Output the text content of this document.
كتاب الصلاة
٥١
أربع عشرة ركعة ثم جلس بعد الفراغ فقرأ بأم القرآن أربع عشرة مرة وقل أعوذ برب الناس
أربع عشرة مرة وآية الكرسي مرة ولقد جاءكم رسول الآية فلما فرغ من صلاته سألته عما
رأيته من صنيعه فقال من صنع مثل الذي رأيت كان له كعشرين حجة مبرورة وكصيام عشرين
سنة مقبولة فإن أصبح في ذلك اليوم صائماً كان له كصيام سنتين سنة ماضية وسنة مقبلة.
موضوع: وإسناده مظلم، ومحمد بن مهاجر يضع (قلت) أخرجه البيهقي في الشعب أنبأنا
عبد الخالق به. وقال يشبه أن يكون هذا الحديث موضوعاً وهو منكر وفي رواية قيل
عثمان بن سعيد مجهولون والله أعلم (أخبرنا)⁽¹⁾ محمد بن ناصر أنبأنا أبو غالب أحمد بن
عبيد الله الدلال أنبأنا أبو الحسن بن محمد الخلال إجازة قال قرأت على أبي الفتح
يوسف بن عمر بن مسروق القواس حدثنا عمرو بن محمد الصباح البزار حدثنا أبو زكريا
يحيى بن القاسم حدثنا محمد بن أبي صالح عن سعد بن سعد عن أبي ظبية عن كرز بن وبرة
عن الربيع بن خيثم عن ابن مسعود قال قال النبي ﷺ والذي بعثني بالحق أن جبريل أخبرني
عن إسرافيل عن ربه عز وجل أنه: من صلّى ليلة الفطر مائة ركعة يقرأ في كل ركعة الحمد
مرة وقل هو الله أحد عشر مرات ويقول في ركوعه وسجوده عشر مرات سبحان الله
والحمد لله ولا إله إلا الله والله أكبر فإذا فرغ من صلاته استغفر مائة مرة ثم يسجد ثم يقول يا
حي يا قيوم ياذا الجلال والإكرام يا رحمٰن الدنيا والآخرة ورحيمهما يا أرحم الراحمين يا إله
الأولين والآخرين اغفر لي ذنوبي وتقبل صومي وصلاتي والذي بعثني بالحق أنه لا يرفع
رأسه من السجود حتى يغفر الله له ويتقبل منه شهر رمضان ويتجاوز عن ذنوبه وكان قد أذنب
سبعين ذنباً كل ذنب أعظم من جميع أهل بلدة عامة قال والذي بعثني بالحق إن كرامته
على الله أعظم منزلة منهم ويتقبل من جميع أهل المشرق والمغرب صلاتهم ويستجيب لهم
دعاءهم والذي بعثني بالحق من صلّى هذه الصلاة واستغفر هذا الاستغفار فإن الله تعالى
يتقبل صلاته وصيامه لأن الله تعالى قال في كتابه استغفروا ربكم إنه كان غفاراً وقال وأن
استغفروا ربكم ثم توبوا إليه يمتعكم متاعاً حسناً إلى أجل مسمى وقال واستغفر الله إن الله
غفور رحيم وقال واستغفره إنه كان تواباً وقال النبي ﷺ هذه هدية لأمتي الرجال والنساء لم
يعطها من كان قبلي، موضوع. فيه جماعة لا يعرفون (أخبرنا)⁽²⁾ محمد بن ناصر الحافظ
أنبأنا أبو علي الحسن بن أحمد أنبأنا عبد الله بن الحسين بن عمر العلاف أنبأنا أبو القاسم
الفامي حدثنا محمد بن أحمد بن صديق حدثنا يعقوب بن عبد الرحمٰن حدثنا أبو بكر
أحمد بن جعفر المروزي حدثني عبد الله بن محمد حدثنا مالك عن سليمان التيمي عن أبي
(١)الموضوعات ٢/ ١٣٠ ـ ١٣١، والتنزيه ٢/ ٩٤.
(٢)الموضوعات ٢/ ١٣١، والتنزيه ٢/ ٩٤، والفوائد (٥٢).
+ + + +
What is needed:
Each line in the material above must be retyped without alteration.

Result for this exercise:
Output the text content of this document.
كتاب الصلاة
٥١
أربع عشرة ركعة ثم جلس بعد الفراغ فقرأ بأم القرآن أربع عشرة مرة وقل أعوذ برب الناس
أربع عشرة مرة وآية الكرسي مرة ولقد جاءكم رسول الآية فلما فرغ من صلاته سألته عما
رأيته من صنيعه فقال من صنع مثل الذي رأيت كان له كعشرين حجة مبرورة وكصيام عشرين
سنة مقبولة فإن أصبح في ذلك اليوم صائماً كان له كصيام سنتين سنة ماضية وسنة مقبلة.
موضوع: وإسناده مظلم، ومحمد بن مهاجر يضع (قلت) أخرجه البيهقي في الشعب أنبأنا
عبد الخالق به. وقال يشبه أن يكون هذا الحديث موضوعاً وهو منكر وفي رواية قيل
عثمان بن سعيد مجهولون والله أعلم (أخبرنا)⁽¹⁾ محمد بن ناصر أنبأنا أبو غالب أحمد بن
عبيد الله الدلال أنبأنا أبو الحسن بن محمد الخلال إجازة قال قرأت على أبي الفتح
يوسف بن عمر بن مسروق القواس حدثنا عمرو بن محمد الصباح البزار حدثنا أبو زكريا
يحيى بن القاسم حدثنا محمد بن أبي صالح عن سعد بن سعد عن أبي ظبية عن كرز بن وبرة
عن الربيع بن خيثم عن ابن مسعود قال قال النبي ﷺ والذي بعثني بالحق أن جبريل أخبرني
عن إسرافيل عن ربه عز وجل أنه: من صلّى ليلة الفطر مائة ركعة يقرأ في كل ركعة الحمد
مرة وقل هو الله أحد عشر مرات ويقول في ركوعه وسجوده عشر مرات سبحان الله
والحمد لله ولا إله إلا الله والله أكبر فإذا فرغ من صلاته استغفر مائة مرة ثم يسجد ثم يقول يا
حي يا قيوم ياذا الجلال والإكرام يا رحمٰن الدنيا والآخرة ورحيمهما يا أرحم الراحمين يا إله
الأولين والآخرين اغفر لي ذنوبي وتقبل صومي وصلاتي والذي بعثني بالحق أنه لا يرفع
رأسه من السجود حتى يغفر الله له ويتقبل منه شهر رمضان ويتجاوز عن ذنوبه وكان قد أذنب
سبعين ذنباً كل ذنب أعظم من جميع أهل بلدة عامة قال والذي بعثني بالحق إن كرامته
على الله أعظم منزلة منهم ويتقبل من جميع أهل المشرق والمغرب صلاتهم ويستجيب لهم
دعاءهم والذي بعثني بالحق من صلّى هذه الصلاة واستغفر هذا الاستغفار فإن الله تعالى
يتقبل صلاته وصيامه لأن الله تعالى قال في كتابه استغفروا ربكم إنه كان غفاراً وقال وأن
استغفروا ربكم ثم توبوا إليه يمتعكم متاعاً حسناً إلى أجل مسمى وقال واستغفر الله إن الله
غفور رحيم وقال واستغفره إنه كان تواباً وقال النبي ﷺ هذه هدية لأمتي الرجال والنساء لم
يعطها من كان قبلي، موضوع. فيه جماعة لا يعرفون (أخبرنا)⁽²⁾ محمد بن ناصر الحافظ
أنبأنا أبو علي الحسن بن أحمد أنبأنا عبد الله بن الحسين بن عمر العلاف أنبأنا أبو القاسم
الفامي حدثنا محمد بن أحمد بن صديق حدثنا يعقوب بن عبد الرحمٰن حدثنا أبو بكر
أحمد بن جعفر المروزي حدثني عبد الله بن محمد حدثنا مالك عن سليمان التيمي عن أبي
(١)الموضوعات ٢/ ١٣٠ ـ ١٣١، والتنزيه ٢/ ٩٤.
(٢)الموضوعات ٢/ ١٣١، والتنزيه ٢/ ٩٤، والفوائد (٥٢).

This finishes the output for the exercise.